### Your instructions
Copy out the records below line for line, keeping every character as it stands.

### Supplied material
───

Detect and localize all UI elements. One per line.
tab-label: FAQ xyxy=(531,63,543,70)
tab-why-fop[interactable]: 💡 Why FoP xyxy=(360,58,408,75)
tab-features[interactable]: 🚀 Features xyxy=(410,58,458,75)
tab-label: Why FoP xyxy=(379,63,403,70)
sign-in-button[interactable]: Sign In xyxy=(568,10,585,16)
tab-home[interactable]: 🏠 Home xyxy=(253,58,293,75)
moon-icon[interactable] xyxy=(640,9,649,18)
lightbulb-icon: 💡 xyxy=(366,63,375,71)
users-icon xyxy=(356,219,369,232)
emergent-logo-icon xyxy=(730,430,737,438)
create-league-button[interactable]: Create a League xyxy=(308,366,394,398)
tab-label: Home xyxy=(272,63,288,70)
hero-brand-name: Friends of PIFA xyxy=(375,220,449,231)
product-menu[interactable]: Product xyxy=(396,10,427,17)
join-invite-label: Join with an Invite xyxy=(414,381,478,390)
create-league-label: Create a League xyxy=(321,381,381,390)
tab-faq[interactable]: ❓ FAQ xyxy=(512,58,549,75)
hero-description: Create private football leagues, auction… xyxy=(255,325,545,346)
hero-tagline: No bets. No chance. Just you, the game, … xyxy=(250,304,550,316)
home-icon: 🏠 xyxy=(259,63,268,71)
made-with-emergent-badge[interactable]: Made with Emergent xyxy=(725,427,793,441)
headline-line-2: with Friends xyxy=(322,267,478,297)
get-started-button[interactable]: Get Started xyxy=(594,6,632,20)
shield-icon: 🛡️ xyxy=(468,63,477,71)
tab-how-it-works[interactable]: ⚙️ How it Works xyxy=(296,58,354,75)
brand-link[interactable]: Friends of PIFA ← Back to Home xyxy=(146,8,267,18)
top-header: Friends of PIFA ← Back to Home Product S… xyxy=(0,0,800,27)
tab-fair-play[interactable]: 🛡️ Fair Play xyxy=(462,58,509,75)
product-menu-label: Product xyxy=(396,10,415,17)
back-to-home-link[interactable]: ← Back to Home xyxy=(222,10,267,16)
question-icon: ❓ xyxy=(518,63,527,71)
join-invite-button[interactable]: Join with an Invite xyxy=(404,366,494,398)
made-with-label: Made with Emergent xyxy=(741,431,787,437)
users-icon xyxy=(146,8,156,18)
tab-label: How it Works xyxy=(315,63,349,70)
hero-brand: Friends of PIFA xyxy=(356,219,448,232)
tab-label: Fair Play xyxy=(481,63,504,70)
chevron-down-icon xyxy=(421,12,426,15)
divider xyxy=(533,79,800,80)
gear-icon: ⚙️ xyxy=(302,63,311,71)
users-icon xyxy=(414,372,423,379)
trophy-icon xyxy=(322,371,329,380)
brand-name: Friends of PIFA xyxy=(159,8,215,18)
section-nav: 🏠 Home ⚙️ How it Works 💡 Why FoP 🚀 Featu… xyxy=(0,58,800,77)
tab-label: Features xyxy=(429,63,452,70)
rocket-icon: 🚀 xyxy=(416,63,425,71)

───

### Completed exercise
Detect and localize all UI elements. One per line.
tab-label: FAQ xyxy=(531,63,543,70)
tab-why-fop[interactable]: 💡 Why FoP xyxy=(360,58,408,75)
tab-features[interactable]: 🚀 Features xyxy=(410,58,458,75)
tab-label: Why FoP xyxy=(379,63,403,70)
sign-in-button[interactable]: Sign In xyxy=(568,10,585,16)
tab-home[interactable]: 🏠 Home xyxy=(253,58,293,75)
moon-icon[interactable] xyxy=(640,9,649,18)
lightbulb-icon: 💡 xyxy=(366,63,375,71)
users-icon xyxy=(356,219,369,232)
emergent-logo-icon xyxy=(730,430,737,438)
create-league-button[interactable]: Create a League xyxy=(308,366,394,398)
tab-label: Home xyxy=(272,63,288,70)
hero-brand-name: Friends of PIFA xyxy=(375,220,449,231)
product-menu[interactable]: Product xyxy=(396,10,427,17)
join-invite-label: Join with an Invite xyxy=(414,381,478,390)
create-league-label: Create a League xyxy=(321,381,381,390)
tab-faq[interactable]: ❓ FAQ xyxy=(512,58,549,75)
hero-description: Create private football leagues, auction… xyxy=(255,325,545,346)
hero-tagline: No bets. No chance. Just you, the game, … xyxy=(250,304,550,316)
home-icon: 🏠 xyxy=(259,63,268,71)
made-with-emergent-badge[interactable]: Made with Emergent xyxy=(725,427,793,441)
headline-line-2: with Friends xyxy=(322,267,478,297)
get-started-button[interactable]: Get Started xyxy=(594,6,632,20)
shield-icon: 🛡️ xyxy=(468,63,477,71)
tab-how-it-works[interactable]: ⚙️ How it Works xyxy=(296,58,354,75)
brand-link[interactable]: Friends of PIFA ← Back to Home xyxy=(146,8,267,18)
top-header: Friends of PIFA ← Back to Home Product S… xyxy=(0,0,800,27)
tab-fair-play[interactable]: 🛡️ Fair Play xyxy=(462,58,509,75)
product-menu-label: Product xyxy=(396,10,415,17)
back-to-home-link[interactable]: ← Back to Home xyxy=(222,10,267,16)
question-icon: ❓ xyxy=(518,63,527,71)
join-invite-button[interactable]: Join with an Invite xyxy=(404,366,494,398)
made-with-label: Made with Emergent xyxy=(741,431,787,437)
users-icon xyxy=(146,8,156,18)
tab-label: How it Works xyxy=(315,63,349,70)
hero-brand: Friends of PIFA xyxy=(356,219,448,232)
tab-label: Fair Play xyxy=(481,63,504,70)
chevron-down-icon xyxy=(421,12,426,15)
divider xyxy=(533,79,800,80)
gear-icon: ⚙️ xyxy=(302,63,311,71)
users-icon xyxy=(414,372,423,379)
trophy-icon xyxy=(322,371,329,380)
brand-name: Friends of PIFA xyxy=(159,8,215,18)
section-nav: 🏠 Home ⚙️ How it Works 💡 Why FoP 🚀 Featu… xyxy=(0,58,800,77)
tab-label: Features xyxy=(429,63,452,70)
rocket-icon: 🚀 xyxy=(416,63,425,71)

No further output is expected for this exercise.